= TASK TO CARRY OUT =
Retype each entry below, keeping every character the same.
● ● ● ● ●
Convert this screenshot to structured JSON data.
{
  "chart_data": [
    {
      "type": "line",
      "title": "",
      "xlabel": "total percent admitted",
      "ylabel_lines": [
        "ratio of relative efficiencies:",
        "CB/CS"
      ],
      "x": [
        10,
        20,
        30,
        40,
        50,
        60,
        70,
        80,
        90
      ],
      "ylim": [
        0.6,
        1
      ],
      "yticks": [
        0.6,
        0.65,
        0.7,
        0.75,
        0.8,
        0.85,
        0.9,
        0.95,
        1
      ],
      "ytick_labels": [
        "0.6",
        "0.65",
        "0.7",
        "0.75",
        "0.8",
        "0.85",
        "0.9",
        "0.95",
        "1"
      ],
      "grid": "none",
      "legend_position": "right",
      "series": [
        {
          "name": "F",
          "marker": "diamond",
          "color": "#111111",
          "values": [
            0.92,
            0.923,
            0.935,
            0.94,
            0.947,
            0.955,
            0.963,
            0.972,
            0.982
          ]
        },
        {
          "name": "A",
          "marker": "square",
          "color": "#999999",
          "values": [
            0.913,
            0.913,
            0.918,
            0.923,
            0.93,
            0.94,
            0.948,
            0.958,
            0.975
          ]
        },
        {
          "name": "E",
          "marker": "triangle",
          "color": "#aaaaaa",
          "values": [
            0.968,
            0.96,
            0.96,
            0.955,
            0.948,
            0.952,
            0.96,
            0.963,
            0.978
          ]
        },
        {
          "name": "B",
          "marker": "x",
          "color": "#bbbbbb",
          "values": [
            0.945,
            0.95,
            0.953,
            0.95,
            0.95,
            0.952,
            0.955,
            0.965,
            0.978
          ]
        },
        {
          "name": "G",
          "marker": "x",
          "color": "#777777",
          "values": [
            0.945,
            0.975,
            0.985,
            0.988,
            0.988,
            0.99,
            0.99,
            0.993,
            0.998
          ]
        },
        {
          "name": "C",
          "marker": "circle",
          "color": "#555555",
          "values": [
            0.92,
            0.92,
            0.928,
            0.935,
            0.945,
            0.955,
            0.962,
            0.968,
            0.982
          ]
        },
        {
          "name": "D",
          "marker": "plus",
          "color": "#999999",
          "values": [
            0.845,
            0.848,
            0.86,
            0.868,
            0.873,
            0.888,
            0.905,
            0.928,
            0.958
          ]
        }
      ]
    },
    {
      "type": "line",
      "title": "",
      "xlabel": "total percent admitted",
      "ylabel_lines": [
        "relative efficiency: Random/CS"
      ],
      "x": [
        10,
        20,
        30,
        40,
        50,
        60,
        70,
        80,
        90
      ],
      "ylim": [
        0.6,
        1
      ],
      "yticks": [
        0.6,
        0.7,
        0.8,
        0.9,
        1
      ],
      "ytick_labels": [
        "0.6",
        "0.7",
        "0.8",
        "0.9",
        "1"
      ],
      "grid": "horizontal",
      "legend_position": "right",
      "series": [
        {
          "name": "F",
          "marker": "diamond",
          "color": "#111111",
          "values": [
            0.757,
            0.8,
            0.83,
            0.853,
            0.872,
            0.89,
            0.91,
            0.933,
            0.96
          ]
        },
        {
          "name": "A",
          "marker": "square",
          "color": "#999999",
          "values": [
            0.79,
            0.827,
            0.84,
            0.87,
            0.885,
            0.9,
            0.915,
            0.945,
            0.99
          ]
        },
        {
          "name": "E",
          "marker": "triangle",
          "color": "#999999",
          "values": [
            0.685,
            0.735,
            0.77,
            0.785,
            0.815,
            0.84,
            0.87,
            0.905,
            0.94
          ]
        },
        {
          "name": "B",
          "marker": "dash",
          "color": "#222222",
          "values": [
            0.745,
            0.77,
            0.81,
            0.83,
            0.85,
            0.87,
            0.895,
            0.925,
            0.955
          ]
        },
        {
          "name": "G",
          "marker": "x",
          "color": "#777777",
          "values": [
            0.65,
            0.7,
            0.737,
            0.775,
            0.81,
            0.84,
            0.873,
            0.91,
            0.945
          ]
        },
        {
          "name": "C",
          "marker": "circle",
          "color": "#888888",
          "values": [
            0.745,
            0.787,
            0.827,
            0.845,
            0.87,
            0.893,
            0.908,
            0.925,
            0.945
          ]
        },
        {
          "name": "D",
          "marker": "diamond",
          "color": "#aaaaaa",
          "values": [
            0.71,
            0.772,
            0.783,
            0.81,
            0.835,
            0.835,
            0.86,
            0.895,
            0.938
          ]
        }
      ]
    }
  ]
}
● ● ● ● ●
= ANSWER TO THE PROBLEM =
Convert this screenshot to structured JSON data.
{
  "chart_data": [
    {
      "type": "line",
      "title": "",
      "xlabel": "total percent admitted",
      "ylabel_lines": [
        "ratio of relative efficiencies:",
        "CB/CS"
      ],
      "x": [
        10,
        20,
        30,
        40,
        50,
        60,
        70,
        80,
        90
      ],
      "ylim": [
        0.6,
        1
      ],
      "yticks": [
        0.6,
        0.65,
        0.7,
        0.75,
        0.8,
        0.85,
        0.9,
        0.95,
        1
      ],
      "ytick_labels": [
        "0.6",
        "0.65",
        "0.7",
        "0.75",
        "0.8",
        "0.85",
        "0.9",
        "0.95",
        "1"
      ],
      "grid": "none",
      "legend_position": "right",
      "series": [
        {
          "name": "F",
          "marker": "diamond",
          "color": "#111111",
          "values": [
            0.92,
            0.923,
            0.935,
            0.94,
            0.947,
            0.955,
            0.963,
            0.972,
            0.982
          ]
        },
        {
          "name": "A",
          "marker": "square",
          "color": "#999999",
          "values": [
            0.913,
            0.913,
            0.918,
            0.923,
            0.93,
            0.94,
            0.948,
            0.958,
            0.975
          ]
        },
        {
          "name": "E",
          "marker": "triangle",
          "color": "#aaaaaa",
          "values": [
            0.968,
            0.96,
            0.96,
            0.955,
            0.948,
            0.952,
            0.96,
            0.963,
            0.978
          ]
        },
        {
          "name": "B",
          "marker": "x",
          "color": "#bbbbbb",
          "values": [
            0.945,
            0.95,
            0.953,
            0.95,
            0.95,
            0.952,
            0.955,
            0.965,
            0.978
          ]
        },
        {
          "name": "G",
          "marker": "x",
          "color": "#777777",
          "values": [
            0.945,
            0.975,
            0.985,
            0.988,
            0.988,
            0.99,
            0.99,
            0.993,
            0.998
          ]
        },
        {
          "name": "C",
          "marker": "circle",
          "color": "#555555",
          "values": [
            0.92,
            0.92,
            0.928,
            0.935,
            0.945,
            0.955,
            0.962,
            0.968,
            0.982
          ]
        },
        {
          "name": "D",
          "marker": "plus",
          "color": "#999999",
          "values": [
            0.845,
            0.848,
            0.86,
            0.868,
            0.873,
            0.888,
            0.905,
            0.928,
            0.958
          ]
        }
      ]
    },
    {
      "type": "line",
      "title": "",
      "xlabel": "total percent admitted",
      "ylabel_lines": [
        "relative efficiency: Random/CS"
      ],
      "x": [
        10,
        20,
        30,
        40,
        50,
        60,
        70,
        80,
        90
      ],
      "ylim": [
        0.6,
        1
      ],
      "yticks": [
        0.6,
        0.7,
        0.8,
        0.9,
        1
      ],
      "ytick_labels": [
        "0.6",
        "0.7",
        "0.8",
        "0.9",
        "1"
      ],
      "grid": "horizontal",
      "legend_position": "right",
      "series": [
        {
          "name": "F",
          "marker": "diamond",
          "color": "#111111",
          "values": [
            0.757,
            0.8,
            0.83,
            0.853,
            0.872,
            0.89,
            0.91,
            0.933,
            0.96
          ]
        },
        {
          "name": "A",
          "marker": "square",
          "color": "#999999",
          "values": [
            0.79,
            0.827,
            0.84,
            0.87,
            0.885,
            0.9,
            0.915,
            0.945,
            0.99
          ]
        },
        {
          "name": "E",
          "marker": "triangle",
          "color": "#999999",
          "values": [
            0.685,
            0.735,
            0.77,
            0.785,
            0.815,
            0.84,
            0.87,
            0.905,
            0.94
          ]
        },
        {
          "name": "B",
          "marker": "dash",
          "color": "#222222",
          "values": [
            0.745,
            0.77,
            0.81,
            0.83,
            0.85,
            0.87,
            0.895,
            0.925,
            0.955
          ]
        },
        {
          "name": "G",
          "marker": "x",
          "color": "#777777",
          "values": [
            0.65,
            0.7,
            0.737,
            0.775,
            0.81,
            0.84,
            0.873,
            0.91,
            0.945
          ]
        },
        {
          "name": "C",
          "marker": "circle",
          "color": "#888888",
          "values": [
            0.745,
            0.787,
            0.827,
            0.845,
            0.87,
            0.893,
            0.908,
            0.925,
            0.945
          ]
        },
        {
          "name": "D",
          "marker": "diamond",
          "color": "#aaaaaa",
          "values": [
            0.71,
            0.772,
            0.783,
            0.81,
            0.835,
            0.835,
            0.86,
            0.895,
            0.938
          ]
        }
      ]
    }
  ]
}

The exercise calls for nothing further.